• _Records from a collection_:
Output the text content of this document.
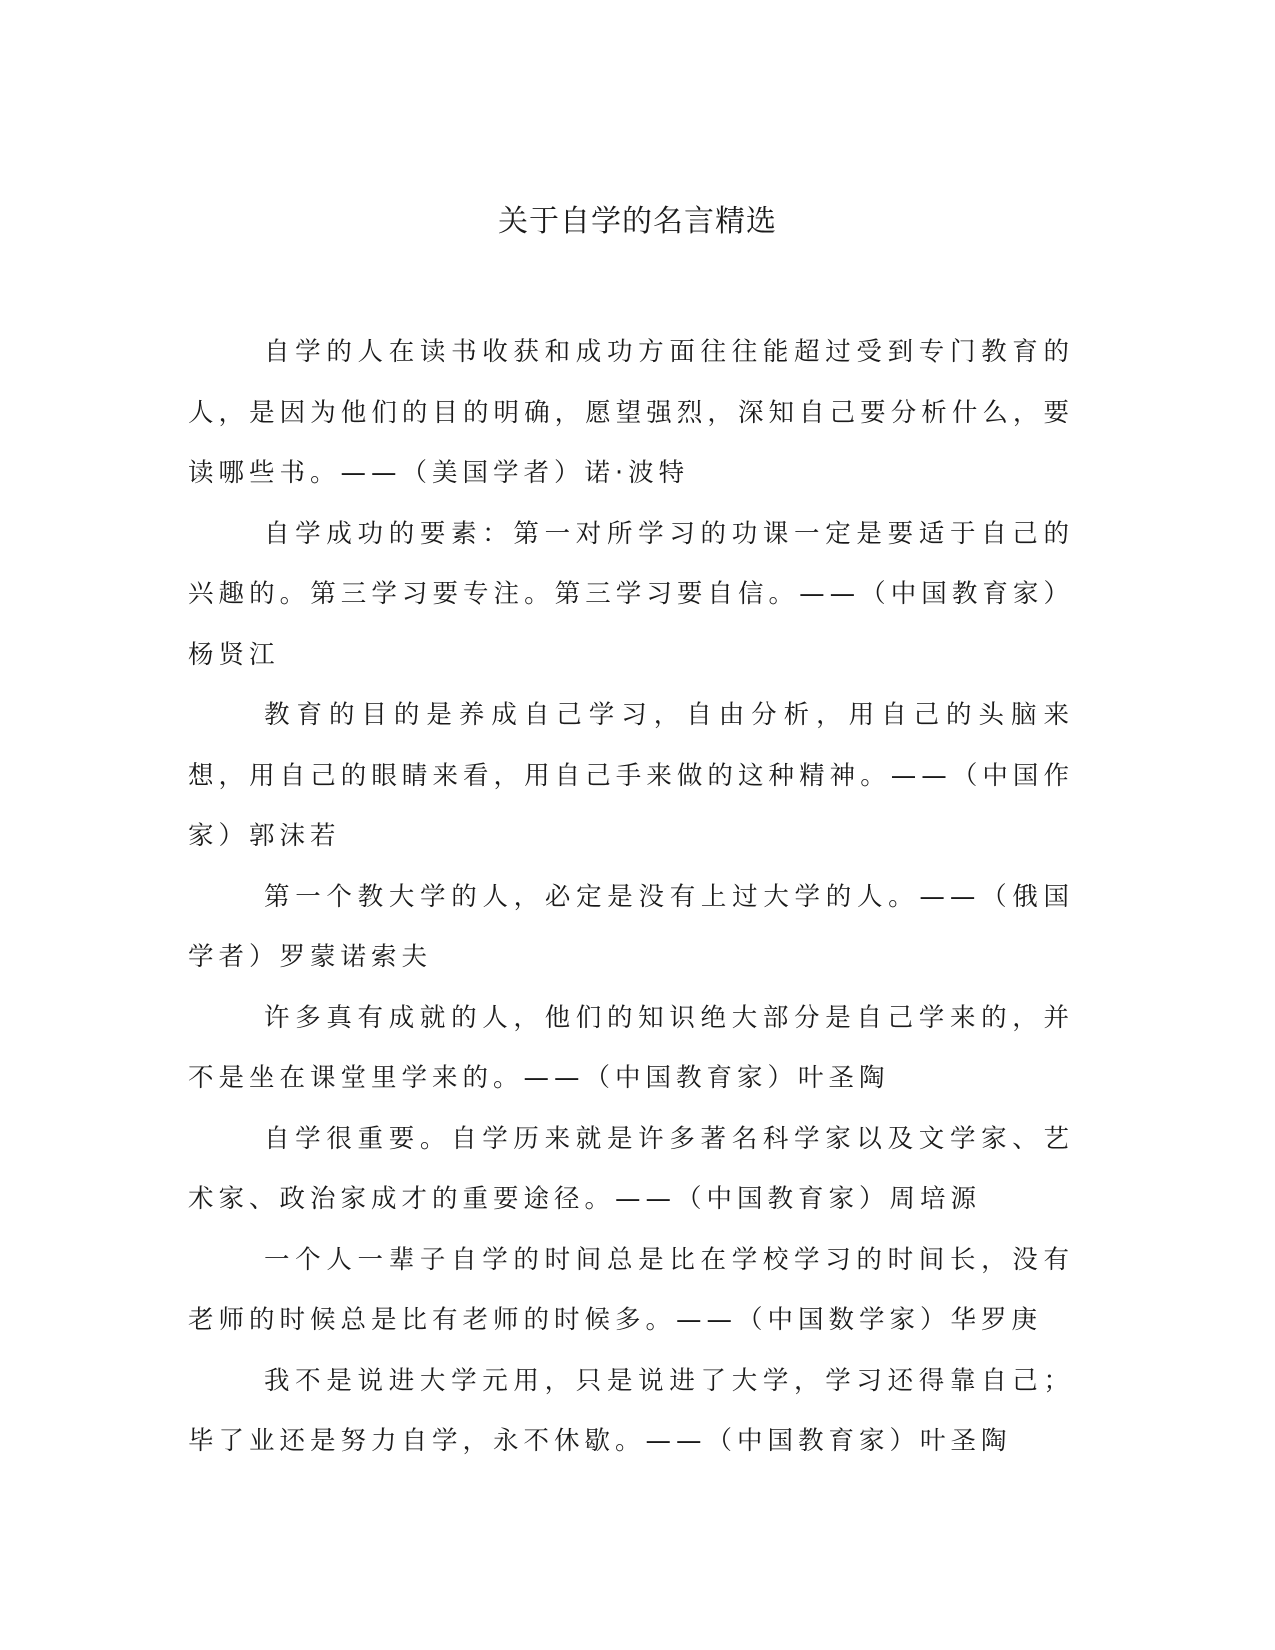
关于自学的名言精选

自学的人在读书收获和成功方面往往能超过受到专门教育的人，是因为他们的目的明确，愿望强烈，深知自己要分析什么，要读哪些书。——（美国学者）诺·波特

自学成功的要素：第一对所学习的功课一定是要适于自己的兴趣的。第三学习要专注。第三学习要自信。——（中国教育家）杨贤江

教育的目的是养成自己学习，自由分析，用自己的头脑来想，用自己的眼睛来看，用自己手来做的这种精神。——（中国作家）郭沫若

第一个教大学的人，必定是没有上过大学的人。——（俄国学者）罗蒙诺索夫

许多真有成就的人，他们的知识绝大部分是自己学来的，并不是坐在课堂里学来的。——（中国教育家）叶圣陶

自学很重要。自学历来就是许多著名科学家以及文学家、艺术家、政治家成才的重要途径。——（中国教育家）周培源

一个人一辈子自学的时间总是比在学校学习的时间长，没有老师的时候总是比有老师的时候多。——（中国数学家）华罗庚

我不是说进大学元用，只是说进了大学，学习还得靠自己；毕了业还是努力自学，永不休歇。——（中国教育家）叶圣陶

• _Set problem_: Search the lines for the word "中国教育家" and report how many contain it, by number only.

• _Exercise answer_: 4